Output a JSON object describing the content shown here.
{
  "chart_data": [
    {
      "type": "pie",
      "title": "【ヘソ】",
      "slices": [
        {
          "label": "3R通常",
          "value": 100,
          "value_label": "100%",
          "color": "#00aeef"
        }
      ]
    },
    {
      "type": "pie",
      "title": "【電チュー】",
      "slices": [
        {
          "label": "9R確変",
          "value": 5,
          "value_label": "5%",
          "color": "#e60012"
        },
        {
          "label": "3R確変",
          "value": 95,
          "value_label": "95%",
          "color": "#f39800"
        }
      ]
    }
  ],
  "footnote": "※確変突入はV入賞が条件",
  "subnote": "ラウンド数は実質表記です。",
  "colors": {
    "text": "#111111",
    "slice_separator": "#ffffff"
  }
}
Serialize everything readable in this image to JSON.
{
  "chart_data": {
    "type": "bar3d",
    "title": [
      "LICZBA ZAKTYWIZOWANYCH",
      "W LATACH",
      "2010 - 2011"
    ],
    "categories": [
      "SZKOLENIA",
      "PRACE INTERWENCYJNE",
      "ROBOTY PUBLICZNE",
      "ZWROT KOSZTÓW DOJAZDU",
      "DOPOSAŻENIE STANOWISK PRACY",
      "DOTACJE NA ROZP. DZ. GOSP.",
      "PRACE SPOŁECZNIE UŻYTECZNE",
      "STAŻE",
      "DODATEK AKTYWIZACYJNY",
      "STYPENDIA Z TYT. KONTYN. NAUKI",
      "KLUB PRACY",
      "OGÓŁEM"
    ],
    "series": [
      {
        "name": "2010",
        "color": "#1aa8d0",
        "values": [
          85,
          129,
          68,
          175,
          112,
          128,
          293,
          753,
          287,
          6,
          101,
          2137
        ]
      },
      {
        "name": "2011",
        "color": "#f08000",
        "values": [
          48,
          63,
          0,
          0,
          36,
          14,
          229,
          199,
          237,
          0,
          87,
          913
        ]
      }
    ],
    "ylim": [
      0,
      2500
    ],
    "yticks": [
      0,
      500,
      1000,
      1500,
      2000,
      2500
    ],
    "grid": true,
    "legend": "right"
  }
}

□ □ □ □ □

▶ **Problem description**
Recite the full listing above exactly.

▶ **Solution for this task**
Output a JSON object describing the content shown here.
{
  "chart_data": [
    {
      "type": "pie",
      "title": "【ヘソ】",
      "slices": [
        {
          "label": "3R通常",
          "value": 100,
          "value_label": "100%",
          "color": "#00aeef"
        }
      ]
    },
    {
      "type": "pie",
      "title": "【電チュー】",
      "slices": [
        {
          "label": "9R確変",
          "value": 5,
          "value_label": "5%",
          "color": "#e60012"
        },
        {
          "label": "3R確変",
          "value": 95,
          "value_label": "95%",
          "color": "#f39800"
        }
      ]
    }
  ],
  "footnote": "※確変突入はV入賞が条件",
  "subnote": "ラウンド数は実質表記です。",
  "colors": {
    "text": "#111111",
    "slice_separator": "#ffffff"
  }
}
Serialize everything readable in this image to JSON.
{
  "chart_data": {
    "type": "bar3d",
    "title": [
      "LICZBA ZAKTYWIZOWANYCH",
      "W LATACH",
      "2010 - 2011"
    ],
    "categories": [
      "SZKOLENIA",
      "PRACE INTERWENCYJNE",
      "ROBOTY PUBLICZNE",
      "ZWROT KOSZTÓW DOJAZDU",
      "DOPOSAŻENIE STANOWISK PRACY",
      "DOTACJE NA ROZP. DZ. GOSP.",
      "PRACE SPOŁECZNIE UŻYTECZNE",
      "STAŻE",
      "DODATEK AKTYWIZACYJNY",
      "STYPENDIA Z TYT. KONTYN. NAUKI",
      "KLUB PRACY",
      "OGÓŁEM"
    ],
    "series": [
      {
        "name": "2010",
        "color": "#1aa8d0",
        "values": [
          85,
          129,
          68,
          175,
          112,
          128,
          293,
          753,
          287,
          6,
          101,
          2137
        ]
      },
      {
        "name": "2011",
        "color": "#f08000",
        "values": [
          48,
          63,
          0,
          0,
          36,
          14,
          229,
          199,
          237,
          0,
          87,
          913
        ]
      }
    ],
    "ylim": [
      0,
      2500
    ],
    "yticks": [
      0,
      500,
      1000,
      1500,
      2000,
      2500
    ],
    "grid": true,
    "legend": "right"
  }
}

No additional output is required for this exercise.